*Exercise directions:* Return the material word for word. Do not include pictures.
* BEGIN Material provided *
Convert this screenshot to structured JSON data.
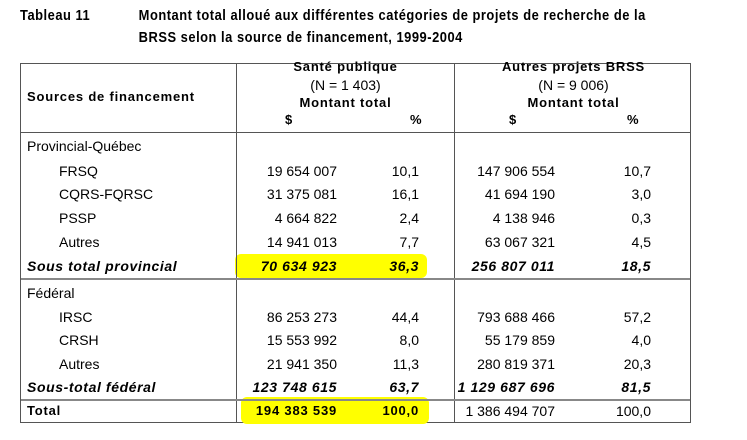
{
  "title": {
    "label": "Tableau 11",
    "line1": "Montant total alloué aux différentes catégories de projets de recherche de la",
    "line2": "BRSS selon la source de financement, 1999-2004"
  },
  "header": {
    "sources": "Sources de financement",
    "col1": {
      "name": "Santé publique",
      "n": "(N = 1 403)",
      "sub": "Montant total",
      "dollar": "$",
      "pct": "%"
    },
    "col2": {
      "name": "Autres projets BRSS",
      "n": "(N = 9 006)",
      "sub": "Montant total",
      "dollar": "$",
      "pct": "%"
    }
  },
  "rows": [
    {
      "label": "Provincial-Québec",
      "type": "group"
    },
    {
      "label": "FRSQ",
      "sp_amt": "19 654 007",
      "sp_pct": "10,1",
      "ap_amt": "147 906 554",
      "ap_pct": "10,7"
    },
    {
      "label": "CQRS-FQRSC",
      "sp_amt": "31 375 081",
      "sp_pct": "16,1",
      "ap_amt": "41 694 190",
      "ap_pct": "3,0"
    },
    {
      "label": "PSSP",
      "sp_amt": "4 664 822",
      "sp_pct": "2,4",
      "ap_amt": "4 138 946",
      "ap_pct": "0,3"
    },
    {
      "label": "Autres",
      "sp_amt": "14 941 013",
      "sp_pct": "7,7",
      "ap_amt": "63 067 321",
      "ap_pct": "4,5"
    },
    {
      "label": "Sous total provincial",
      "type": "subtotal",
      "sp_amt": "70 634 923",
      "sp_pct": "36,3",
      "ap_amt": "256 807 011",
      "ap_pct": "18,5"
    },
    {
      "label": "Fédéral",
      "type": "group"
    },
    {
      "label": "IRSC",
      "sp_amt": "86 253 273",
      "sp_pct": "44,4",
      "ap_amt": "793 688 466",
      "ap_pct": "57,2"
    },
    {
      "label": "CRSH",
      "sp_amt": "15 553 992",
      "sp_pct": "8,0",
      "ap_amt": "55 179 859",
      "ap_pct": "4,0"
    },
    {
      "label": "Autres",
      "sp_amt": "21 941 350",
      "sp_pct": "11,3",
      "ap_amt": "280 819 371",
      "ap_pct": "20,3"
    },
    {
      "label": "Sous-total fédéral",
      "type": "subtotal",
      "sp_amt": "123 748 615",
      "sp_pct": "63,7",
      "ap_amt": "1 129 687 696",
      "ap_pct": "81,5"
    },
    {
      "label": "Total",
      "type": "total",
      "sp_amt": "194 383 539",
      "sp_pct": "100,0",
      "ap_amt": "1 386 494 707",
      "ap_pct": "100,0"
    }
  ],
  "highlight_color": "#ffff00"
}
* END Material provided *
*Solution to this problem:*
Convert this screenshot to structured JSON data.
{
  "title": {
    "label": "Tableau 11",
    "line1": "Montant total alloué aux différentes catégories de projets de recherche de la",
    "line2": "BRSS selon la source de financement, 1999-2004"
  },
  "header": {
    "sources": "Sources de financement",
    "col1": {
      "name": "Santé publique",
      "n": "(N = 1 403)",
      "sub": "Montant total",
      "dollar": "$",
      "pct": "%"
    },
    "col2": {
      "name": "Autres projets BRSS",
      "n": "(N = 9 006)",
      "sub": "Montant total",
      "dollar": "$",
      "pct": "%"
    }
  },
  "rows": [
    {
      "label": "Provincial-Québec",
      "type": "group"
    },
    {
      "label": "FRSQ",
      "sp_amt": "19 654 007",
      "sp_pct": "10,1",
      "ap_amt": "147 906 554",
      "ap_pct": "10,7"
    },
    {
      "label": "CQRS-FQRSC",
      "sp_amt": "31 375 081",
      "sp_pct": "16,1",
      "ap_amt": "41 694 190",
      "ap_pct": "3,0"
    },
    {
      "label": "PSSP",
      "sp_amt": "4 664 822",
      "sp_pct": "2,4",
      "ap_amt": "4 138 946",
      "ap_pct": "0,3"
    },
    {
      "label": "Autres",
      "sp_amt": "14 941 013",
      "sp_pct": "7,7",
      "ap_amt": "63 067 321",
      "ap_pct": "4,5"
    },
    {
      "label": "Sous total provincial",
      "type": "subtotal",
      "sp_amt": "70 634 923",
      "sp_pct": "36,3",
      "ap_amt": "256 807 011",
      "ap_pct": "18,5"
    },
    {
      "label": "Fédéral",
      "type": "group"
    },
    {
      "label": "IRSC",
      "sp_amt": "86 253 273",
      "sp_pct": "44,4",
      "ap_amt": "793 688 466",
      "ap_pct": "57,2"
    },
    {
      "label": "CRSH",
      "sp_amt": "15 553 992",
      "sp_pct": "8,0",
      "ap_amt": "55 179 859",
      "ap_pct": "4,0"
    },
    {
      "label": "Autres",
      "sp_amt": "21 941 350",
      "sp_pct": "11,3",
      "ap_amt": "280 819 371",
      "ap_pct": "20,3"
    },
    {
      "label": "Sous-total fédéral",
      "type": "subtotal",
      "sp_amt": "123 748 615",
      "sp_pct": "63,7",
      "ap_amt": "1 129 687 696",
      "ap_pct": "81,5"
    },
    {
      "label": "Total",
      "type": "total",
      "sp_amt": "194 383 539",
      "sp_pct": "100,0",
      "ap_amt": "1 386 494 707",
      "ap_pct": "100,0"
    }
  ],
  "highlight_color": "#ffff00"
}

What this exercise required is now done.